__網頁摘錄__:
本文摘自:《大和魂-日本根性窺探》,作者:李濤,出版社:中國友誼出版公司

    日本的“家”的製度下,認為兒女是家長的個人財產,家長有權力決定子女的終身,無論是買賣還是典押。日本在模仿中國的法律製訂律令的時候,就把中國法律中的“十惡”中禁止近親買賣的“不睦”除去了,把原本的“十惡”改成了“八虐”。

    日本這樣做的原因就是因為當時日本買賣兒童和近親結婚的情況十分普遍。很多窮人由於生活所迫,都會把孩子賣掉,特別是江戶時期,人口買賣的情況更是十分盛行,有些日本家庭由於交不起年貢,就拿子女當作抵押。

    日本販賣兒女主要的對象還是女兒,在日本的封建社會後期,娼妓的情況十分嚴重。很多女孩被賣掉之後都會成為娼妓,而家庭基本就要依靠這些女孩維持。《日本女性史·近世》中記載顯示,普通的農村女孩賣給妓院隻能換到十三兩錢。即便如此,被賣掉的女孩也毫無怨言。因為她們接受到的教育就是為了家的利益,為了孝敬父母,犧牲自己的幸福是應該的,所以日本的女孩子為了家庭而被賣掉,不僅沒有人鄙視,甚至還會受到人們的稱讚。日本有一個賣身奉養母親和弟弟的女子,還因為“孝心奇特”而受到了日本官方的表彰。

__所給條目__:

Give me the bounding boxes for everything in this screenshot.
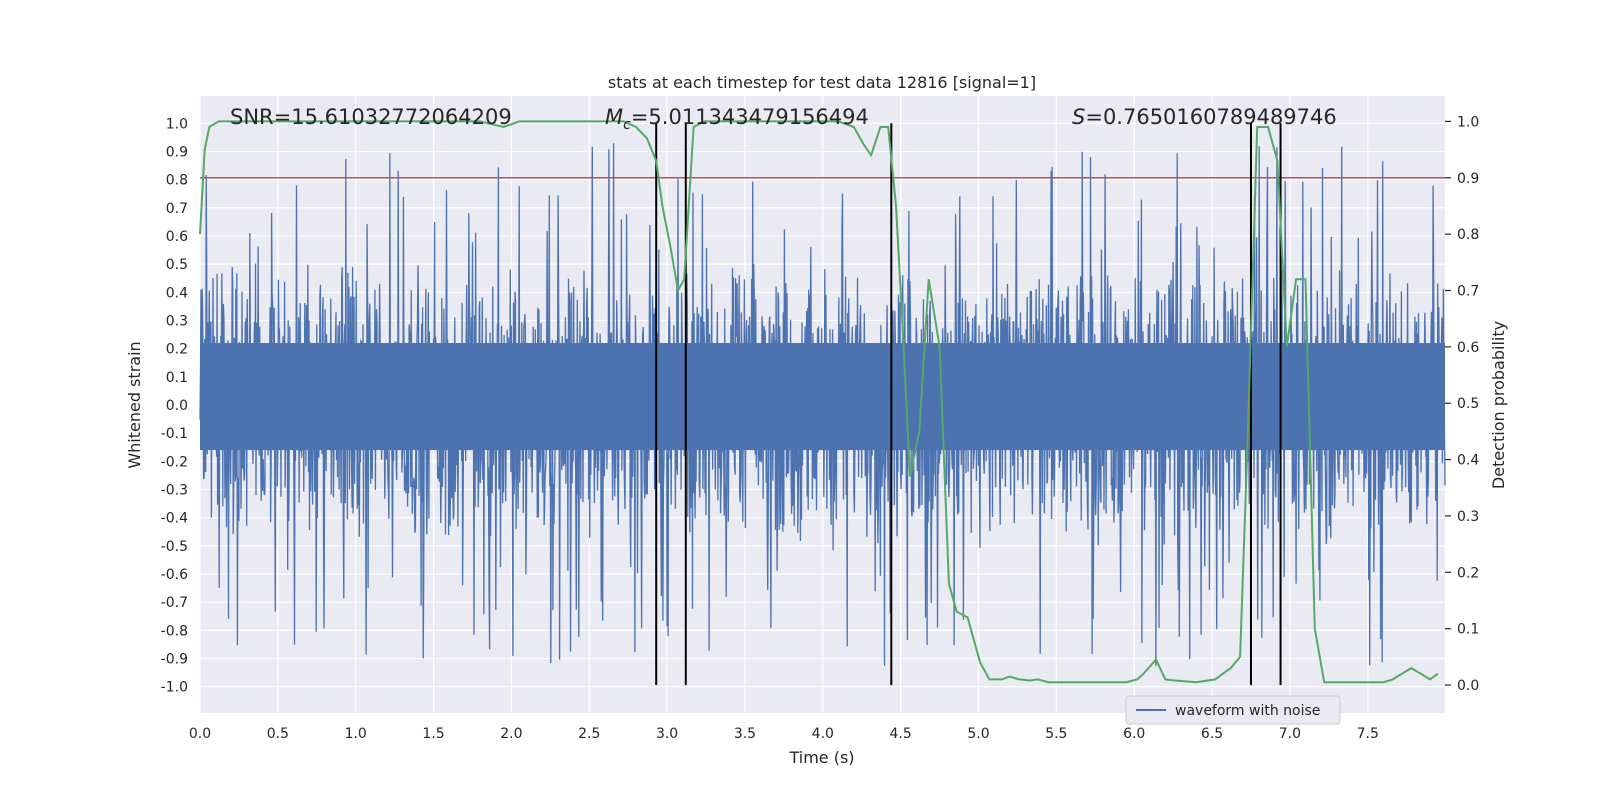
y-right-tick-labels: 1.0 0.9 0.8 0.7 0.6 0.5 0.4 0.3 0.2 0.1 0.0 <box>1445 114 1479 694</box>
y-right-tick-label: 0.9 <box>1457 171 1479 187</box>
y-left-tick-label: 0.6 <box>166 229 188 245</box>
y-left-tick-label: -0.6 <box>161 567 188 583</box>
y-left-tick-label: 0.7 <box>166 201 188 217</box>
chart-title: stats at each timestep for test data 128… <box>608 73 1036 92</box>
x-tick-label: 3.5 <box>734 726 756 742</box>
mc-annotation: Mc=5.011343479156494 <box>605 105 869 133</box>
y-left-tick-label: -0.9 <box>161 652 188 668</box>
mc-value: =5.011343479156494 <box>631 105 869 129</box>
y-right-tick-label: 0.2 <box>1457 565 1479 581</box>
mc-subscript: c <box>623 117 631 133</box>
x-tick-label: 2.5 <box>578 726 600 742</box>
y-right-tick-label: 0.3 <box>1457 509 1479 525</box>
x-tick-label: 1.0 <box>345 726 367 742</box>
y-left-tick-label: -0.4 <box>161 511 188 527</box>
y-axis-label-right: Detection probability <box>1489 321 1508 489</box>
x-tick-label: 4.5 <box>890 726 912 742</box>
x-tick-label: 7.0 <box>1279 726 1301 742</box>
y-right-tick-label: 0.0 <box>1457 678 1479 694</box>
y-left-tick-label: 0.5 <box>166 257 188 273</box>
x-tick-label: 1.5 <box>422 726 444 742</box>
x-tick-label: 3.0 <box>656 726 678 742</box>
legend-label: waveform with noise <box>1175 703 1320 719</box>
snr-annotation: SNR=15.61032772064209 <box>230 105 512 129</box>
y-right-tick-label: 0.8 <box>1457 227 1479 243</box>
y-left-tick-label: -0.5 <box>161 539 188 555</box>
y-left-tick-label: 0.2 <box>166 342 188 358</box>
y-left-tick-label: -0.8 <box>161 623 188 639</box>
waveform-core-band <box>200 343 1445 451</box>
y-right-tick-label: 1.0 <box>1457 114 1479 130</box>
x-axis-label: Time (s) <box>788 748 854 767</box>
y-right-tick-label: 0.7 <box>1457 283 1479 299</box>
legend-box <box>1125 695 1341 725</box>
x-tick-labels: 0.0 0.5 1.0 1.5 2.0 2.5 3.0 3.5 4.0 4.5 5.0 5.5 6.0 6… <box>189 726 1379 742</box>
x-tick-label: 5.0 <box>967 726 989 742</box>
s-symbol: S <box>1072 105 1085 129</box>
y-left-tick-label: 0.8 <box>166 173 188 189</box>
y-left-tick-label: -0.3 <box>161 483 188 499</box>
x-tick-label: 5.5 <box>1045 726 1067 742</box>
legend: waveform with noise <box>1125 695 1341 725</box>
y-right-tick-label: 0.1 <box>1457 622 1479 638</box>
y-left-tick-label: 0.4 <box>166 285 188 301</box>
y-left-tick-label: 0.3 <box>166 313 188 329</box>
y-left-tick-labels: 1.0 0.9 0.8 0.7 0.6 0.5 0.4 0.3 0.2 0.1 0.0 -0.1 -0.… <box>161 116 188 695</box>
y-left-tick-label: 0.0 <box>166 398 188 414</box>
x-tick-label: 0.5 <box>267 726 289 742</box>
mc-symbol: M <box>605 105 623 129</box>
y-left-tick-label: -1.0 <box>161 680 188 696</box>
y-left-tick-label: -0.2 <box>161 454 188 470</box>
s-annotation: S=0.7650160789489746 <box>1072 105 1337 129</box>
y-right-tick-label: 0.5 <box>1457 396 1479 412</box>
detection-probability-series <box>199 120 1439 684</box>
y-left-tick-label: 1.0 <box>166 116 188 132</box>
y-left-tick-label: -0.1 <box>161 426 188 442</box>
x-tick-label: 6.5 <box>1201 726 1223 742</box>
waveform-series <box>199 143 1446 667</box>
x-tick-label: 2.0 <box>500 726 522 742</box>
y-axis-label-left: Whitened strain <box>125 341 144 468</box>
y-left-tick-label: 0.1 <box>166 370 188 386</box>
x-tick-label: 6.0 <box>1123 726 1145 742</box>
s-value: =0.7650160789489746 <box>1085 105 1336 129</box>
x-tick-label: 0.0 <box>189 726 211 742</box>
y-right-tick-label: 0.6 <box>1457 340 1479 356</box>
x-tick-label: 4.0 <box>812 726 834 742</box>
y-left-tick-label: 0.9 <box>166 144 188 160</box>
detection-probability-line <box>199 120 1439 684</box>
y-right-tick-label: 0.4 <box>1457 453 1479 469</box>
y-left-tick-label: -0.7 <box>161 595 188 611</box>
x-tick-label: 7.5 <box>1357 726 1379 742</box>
==
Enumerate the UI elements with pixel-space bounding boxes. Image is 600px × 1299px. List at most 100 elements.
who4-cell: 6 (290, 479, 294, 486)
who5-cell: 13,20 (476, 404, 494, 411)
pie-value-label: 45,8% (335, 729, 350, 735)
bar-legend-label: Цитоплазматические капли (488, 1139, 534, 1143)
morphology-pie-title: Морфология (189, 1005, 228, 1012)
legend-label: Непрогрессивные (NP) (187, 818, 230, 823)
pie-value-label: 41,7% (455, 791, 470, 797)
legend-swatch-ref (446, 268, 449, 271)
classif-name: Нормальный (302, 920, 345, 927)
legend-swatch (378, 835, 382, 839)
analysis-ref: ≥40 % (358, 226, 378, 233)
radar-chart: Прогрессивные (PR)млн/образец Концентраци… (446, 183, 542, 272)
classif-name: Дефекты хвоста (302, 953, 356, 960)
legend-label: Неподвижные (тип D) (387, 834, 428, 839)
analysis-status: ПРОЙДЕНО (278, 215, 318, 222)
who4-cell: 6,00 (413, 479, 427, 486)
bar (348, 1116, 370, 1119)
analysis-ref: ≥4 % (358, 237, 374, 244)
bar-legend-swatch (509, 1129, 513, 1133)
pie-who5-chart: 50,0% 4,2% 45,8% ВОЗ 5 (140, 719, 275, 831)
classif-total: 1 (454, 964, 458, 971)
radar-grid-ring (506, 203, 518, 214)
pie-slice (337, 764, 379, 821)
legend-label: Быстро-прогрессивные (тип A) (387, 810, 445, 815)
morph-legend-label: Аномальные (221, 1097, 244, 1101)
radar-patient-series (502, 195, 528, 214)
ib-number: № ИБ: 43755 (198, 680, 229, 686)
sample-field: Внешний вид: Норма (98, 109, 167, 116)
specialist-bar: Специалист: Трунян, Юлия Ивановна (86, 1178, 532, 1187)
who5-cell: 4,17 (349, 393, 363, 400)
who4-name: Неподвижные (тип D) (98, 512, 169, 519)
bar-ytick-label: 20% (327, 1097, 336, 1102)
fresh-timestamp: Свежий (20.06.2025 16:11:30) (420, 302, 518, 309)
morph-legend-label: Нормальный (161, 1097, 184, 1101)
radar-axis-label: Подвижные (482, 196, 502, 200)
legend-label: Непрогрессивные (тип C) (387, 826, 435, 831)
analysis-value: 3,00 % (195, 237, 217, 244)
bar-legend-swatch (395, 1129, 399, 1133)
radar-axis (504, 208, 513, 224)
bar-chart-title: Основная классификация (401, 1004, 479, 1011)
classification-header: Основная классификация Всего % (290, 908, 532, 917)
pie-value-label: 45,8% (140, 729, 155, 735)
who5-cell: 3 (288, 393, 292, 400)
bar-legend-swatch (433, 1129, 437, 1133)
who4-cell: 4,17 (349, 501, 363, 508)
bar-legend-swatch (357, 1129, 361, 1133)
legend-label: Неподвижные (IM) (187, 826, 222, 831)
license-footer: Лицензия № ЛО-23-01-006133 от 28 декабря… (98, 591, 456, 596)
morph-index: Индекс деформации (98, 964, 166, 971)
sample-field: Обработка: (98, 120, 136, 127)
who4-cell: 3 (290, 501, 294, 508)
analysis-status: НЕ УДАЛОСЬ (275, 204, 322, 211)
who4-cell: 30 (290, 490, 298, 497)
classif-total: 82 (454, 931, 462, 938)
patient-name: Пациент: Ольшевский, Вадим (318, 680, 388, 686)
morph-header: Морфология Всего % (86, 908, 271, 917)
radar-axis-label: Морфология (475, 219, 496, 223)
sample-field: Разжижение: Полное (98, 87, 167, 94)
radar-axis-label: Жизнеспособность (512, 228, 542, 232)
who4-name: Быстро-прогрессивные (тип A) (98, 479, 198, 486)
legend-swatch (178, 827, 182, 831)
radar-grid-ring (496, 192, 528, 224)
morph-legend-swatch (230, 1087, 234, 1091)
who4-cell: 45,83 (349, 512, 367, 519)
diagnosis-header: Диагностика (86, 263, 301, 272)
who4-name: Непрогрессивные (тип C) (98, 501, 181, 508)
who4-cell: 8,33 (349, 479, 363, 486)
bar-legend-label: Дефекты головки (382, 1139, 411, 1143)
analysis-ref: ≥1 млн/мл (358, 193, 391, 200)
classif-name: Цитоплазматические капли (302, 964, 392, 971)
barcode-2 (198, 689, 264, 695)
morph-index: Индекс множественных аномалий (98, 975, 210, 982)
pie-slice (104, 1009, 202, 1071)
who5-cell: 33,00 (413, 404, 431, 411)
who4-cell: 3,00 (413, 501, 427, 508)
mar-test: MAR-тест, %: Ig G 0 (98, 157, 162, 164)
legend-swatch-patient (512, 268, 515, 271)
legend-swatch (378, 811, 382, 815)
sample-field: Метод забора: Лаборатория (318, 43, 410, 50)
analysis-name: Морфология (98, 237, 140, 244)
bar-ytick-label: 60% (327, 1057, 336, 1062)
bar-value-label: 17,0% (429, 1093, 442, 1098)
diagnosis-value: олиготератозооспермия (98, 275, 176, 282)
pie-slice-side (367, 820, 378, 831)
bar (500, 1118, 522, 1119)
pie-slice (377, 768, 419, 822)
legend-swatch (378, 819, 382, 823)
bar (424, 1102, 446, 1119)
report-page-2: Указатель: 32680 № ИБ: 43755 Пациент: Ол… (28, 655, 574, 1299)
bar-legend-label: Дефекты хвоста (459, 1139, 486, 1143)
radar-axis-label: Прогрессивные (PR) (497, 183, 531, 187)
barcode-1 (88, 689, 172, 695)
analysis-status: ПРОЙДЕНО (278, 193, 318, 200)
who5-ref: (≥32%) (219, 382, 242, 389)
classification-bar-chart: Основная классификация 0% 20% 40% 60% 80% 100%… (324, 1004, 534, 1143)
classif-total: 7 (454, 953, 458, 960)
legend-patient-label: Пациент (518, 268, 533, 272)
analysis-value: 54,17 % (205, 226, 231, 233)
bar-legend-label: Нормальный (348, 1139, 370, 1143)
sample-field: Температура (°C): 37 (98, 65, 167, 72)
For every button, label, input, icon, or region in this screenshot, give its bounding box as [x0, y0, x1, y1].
==
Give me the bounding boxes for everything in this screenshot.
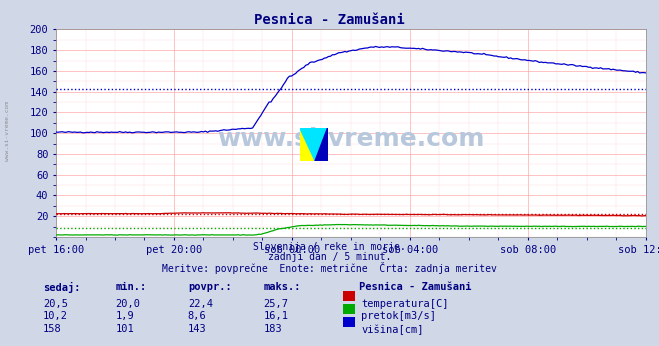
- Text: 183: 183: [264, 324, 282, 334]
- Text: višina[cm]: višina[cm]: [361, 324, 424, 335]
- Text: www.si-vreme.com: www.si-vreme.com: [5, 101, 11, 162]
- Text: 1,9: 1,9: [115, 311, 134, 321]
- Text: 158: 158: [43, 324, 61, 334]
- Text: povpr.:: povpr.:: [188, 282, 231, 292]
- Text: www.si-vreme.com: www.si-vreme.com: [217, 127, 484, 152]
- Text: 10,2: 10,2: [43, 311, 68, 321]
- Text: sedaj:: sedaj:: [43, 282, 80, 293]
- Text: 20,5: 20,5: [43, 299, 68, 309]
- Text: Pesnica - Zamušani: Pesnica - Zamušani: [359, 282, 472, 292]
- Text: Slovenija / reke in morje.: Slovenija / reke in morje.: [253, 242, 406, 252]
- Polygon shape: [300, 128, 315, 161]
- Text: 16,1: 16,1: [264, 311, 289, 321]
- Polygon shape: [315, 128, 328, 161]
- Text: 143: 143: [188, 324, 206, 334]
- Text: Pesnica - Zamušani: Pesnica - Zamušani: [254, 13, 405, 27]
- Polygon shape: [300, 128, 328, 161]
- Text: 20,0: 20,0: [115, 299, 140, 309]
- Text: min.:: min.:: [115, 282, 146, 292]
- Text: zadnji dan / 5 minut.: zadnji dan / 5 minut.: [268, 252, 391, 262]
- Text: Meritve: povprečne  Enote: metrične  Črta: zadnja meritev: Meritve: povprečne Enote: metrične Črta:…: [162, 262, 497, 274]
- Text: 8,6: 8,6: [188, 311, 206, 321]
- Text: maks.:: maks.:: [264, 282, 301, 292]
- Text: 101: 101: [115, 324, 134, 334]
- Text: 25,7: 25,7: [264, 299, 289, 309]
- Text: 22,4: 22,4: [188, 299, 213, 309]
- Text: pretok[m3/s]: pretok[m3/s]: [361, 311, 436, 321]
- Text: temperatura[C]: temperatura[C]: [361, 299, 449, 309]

__待解問題__:
1. 網頁摘錄引用《日本女性史·近世》的記載:普通農村女孩賣給妓院能換到多少錢?
2. 請更新條目中的一段:從含有“Enumerate the UI”的那一行開始,到含有“pie-value-label: 45,8% (335, 729, 350, 735)”的那一行結束,把其中的“pie-value-label”改成“pie-share-label”,其餘一字不動,只輸出這幾行。

__各題答案__:
1. 只能換到十三兩錢。

2.
Enumerate the UI elements with pixel-space bounding boxes. Image is 600px × 1299px. List at most 100 elements.
who4-cell: 6 (290, 479, 294, 486)
who5-cell: 13,20 (476, 404, 494, 411)
pie-share-label: 45,8% (335, 729, 350, 735)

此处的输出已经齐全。